■ TASK TO CARRY OUT: Show every line of the listing below that contains the string "africa".

..........

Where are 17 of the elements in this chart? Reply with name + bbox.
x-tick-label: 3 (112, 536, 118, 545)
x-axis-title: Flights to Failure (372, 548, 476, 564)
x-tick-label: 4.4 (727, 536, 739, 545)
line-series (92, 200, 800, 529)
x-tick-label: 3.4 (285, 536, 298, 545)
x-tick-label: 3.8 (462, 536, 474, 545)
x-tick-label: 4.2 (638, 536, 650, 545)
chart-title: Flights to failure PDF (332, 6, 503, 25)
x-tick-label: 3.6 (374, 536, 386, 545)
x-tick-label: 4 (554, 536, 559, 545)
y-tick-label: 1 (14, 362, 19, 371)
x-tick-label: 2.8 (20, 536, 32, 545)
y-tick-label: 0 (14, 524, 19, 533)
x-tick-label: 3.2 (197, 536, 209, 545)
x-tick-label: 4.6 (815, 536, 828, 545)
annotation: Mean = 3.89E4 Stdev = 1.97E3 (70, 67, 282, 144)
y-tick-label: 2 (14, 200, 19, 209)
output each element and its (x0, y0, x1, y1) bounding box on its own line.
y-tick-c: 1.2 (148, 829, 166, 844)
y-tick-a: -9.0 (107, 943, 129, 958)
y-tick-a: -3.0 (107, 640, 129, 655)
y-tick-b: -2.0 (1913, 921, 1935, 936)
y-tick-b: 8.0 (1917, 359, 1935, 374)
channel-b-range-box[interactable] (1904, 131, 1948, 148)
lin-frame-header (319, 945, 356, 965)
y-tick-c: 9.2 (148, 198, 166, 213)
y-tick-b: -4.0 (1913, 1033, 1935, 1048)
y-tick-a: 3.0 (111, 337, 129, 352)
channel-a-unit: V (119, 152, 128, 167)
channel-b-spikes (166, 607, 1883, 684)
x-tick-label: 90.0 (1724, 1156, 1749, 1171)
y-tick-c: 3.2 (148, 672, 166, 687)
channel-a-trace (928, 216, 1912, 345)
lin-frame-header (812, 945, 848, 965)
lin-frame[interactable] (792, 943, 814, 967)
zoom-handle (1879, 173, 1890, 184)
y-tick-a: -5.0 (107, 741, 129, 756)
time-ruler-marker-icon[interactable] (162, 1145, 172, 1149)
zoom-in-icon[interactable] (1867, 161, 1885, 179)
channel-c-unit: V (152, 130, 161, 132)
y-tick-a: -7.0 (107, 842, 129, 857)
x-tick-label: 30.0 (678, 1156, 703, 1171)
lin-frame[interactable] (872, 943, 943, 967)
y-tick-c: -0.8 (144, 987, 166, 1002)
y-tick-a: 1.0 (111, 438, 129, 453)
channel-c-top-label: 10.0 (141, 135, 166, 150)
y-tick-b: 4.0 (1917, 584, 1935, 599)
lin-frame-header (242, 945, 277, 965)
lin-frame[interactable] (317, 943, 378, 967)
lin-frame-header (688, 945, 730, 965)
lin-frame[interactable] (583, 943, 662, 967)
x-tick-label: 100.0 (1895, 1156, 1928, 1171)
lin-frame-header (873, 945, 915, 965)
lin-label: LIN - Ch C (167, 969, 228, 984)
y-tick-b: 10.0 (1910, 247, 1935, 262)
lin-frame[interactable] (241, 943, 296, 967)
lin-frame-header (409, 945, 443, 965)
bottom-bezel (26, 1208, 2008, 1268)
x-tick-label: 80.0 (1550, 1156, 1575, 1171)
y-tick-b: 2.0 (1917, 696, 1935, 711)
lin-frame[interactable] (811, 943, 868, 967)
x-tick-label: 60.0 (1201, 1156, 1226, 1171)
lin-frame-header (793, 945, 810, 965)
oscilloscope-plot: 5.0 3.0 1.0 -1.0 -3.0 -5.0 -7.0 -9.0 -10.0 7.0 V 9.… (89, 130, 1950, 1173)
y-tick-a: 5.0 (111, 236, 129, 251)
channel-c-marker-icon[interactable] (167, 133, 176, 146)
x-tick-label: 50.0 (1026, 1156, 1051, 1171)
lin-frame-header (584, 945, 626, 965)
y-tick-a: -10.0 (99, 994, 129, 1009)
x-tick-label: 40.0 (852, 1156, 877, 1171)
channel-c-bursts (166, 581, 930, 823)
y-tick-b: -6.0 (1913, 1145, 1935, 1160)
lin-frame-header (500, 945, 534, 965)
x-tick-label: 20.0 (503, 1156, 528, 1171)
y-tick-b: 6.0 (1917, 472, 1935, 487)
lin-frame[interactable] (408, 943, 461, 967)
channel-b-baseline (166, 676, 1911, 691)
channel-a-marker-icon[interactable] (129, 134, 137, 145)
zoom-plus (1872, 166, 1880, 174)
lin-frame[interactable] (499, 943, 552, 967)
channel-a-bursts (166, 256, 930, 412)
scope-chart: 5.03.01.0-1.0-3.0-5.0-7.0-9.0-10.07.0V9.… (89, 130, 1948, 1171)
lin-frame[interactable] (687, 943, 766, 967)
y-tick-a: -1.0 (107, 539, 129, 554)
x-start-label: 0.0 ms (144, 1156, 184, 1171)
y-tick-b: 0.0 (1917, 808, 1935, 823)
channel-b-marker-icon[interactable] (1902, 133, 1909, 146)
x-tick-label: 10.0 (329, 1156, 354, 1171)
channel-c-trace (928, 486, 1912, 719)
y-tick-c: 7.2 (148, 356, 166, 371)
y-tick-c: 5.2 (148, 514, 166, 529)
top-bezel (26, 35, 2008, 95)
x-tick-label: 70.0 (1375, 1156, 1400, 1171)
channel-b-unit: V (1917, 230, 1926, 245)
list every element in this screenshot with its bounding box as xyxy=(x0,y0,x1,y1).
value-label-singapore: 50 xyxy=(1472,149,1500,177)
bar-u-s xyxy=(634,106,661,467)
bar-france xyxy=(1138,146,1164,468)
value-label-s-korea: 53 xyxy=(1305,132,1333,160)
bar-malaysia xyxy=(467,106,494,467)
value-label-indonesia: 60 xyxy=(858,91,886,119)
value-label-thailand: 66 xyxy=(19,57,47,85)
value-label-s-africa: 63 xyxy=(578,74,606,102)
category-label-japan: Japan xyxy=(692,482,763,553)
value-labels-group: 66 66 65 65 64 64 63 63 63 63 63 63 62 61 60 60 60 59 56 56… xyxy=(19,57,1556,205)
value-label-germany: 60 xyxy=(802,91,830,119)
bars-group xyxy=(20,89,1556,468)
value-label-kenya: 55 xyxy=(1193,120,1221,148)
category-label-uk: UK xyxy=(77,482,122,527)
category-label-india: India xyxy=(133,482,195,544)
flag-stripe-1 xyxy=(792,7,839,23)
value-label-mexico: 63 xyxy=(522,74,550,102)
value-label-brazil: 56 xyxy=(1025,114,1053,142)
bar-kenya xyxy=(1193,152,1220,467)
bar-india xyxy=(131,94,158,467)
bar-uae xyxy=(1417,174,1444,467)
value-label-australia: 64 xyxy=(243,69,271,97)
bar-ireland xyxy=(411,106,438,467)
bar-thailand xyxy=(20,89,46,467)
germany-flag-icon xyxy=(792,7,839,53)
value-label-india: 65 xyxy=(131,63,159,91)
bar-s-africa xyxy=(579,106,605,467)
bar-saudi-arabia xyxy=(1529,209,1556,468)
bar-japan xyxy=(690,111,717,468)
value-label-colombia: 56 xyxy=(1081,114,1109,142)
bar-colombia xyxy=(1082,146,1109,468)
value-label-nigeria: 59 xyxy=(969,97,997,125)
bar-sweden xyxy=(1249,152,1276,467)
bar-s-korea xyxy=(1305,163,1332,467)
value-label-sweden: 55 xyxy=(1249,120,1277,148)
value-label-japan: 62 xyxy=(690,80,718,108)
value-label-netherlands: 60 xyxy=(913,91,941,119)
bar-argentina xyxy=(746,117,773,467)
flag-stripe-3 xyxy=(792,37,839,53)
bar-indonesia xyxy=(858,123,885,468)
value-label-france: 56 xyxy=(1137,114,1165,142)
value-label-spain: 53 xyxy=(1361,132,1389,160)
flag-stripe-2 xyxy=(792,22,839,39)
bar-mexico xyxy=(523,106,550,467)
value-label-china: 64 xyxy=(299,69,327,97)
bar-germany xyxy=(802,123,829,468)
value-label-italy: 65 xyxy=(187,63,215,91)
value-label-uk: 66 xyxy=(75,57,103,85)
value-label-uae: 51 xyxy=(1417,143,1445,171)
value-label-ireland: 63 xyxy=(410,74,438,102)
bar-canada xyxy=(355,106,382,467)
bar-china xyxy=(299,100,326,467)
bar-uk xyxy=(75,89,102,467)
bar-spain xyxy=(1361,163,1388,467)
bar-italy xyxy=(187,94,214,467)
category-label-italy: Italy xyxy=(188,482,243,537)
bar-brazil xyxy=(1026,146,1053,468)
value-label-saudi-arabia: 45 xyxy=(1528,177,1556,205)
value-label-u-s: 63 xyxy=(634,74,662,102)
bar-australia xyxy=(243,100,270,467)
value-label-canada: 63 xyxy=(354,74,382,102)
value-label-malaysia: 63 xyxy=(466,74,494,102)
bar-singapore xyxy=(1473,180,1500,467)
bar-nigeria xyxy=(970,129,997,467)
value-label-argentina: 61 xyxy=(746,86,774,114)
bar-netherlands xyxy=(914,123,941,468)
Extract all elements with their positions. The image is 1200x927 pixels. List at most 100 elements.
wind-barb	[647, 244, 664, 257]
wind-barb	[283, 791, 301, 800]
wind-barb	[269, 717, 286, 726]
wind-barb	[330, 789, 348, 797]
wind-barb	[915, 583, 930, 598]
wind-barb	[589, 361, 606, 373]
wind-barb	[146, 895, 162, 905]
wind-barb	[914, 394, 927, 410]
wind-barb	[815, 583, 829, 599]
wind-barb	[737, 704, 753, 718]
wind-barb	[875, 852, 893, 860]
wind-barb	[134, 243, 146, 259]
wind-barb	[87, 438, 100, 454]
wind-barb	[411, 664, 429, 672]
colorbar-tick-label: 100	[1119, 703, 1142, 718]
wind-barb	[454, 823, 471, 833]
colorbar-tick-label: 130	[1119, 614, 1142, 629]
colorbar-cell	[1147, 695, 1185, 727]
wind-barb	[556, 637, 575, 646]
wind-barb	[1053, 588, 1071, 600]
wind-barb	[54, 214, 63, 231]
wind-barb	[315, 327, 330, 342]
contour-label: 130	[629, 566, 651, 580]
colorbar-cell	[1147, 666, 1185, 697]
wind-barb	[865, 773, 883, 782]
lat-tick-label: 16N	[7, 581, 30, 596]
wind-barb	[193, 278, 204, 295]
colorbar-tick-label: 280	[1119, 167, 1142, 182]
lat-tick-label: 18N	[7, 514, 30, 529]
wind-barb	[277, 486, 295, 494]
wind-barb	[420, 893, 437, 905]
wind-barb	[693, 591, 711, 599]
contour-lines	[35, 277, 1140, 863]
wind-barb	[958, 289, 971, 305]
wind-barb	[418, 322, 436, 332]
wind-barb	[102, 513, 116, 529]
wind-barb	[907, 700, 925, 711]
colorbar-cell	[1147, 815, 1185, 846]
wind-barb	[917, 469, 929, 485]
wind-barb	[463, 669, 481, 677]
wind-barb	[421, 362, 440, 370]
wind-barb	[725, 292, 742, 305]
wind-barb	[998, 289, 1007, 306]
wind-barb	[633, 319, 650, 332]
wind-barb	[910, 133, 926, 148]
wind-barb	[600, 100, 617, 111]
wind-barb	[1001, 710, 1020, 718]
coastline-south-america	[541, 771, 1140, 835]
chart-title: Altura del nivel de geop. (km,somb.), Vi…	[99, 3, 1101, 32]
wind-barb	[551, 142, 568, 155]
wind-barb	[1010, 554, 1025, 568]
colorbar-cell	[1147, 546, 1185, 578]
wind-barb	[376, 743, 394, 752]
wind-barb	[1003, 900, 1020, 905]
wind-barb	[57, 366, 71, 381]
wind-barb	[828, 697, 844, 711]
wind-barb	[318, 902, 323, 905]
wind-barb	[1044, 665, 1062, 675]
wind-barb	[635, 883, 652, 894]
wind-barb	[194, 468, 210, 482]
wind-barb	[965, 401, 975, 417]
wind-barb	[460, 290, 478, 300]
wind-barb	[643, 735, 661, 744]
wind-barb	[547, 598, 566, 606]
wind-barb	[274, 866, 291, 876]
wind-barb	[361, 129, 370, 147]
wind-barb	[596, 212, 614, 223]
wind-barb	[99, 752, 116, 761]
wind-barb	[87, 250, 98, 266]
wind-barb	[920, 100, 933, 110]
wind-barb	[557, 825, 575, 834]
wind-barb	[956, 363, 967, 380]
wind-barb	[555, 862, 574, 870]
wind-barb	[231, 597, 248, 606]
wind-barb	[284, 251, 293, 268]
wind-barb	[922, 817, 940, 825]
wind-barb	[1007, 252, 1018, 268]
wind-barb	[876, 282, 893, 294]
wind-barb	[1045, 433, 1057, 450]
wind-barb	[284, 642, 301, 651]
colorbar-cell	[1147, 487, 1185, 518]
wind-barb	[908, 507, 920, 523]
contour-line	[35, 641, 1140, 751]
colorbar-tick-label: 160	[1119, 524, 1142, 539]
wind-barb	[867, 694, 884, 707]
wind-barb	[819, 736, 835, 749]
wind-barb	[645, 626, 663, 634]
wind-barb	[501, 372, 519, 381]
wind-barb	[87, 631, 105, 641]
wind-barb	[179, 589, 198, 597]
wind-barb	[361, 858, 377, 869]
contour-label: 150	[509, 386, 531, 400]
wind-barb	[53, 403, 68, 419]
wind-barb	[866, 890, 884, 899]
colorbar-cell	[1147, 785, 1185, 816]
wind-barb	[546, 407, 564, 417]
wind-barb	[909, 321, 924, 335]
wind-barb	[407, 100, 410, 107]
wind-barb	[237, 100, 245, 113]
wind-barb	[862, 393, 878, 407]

..........

■ EXERCISE ANSWER:
value-label-s-africa: 63 xyxy=(578,74,606,102)
bar-s-africa xyxy=(579,106,605,467)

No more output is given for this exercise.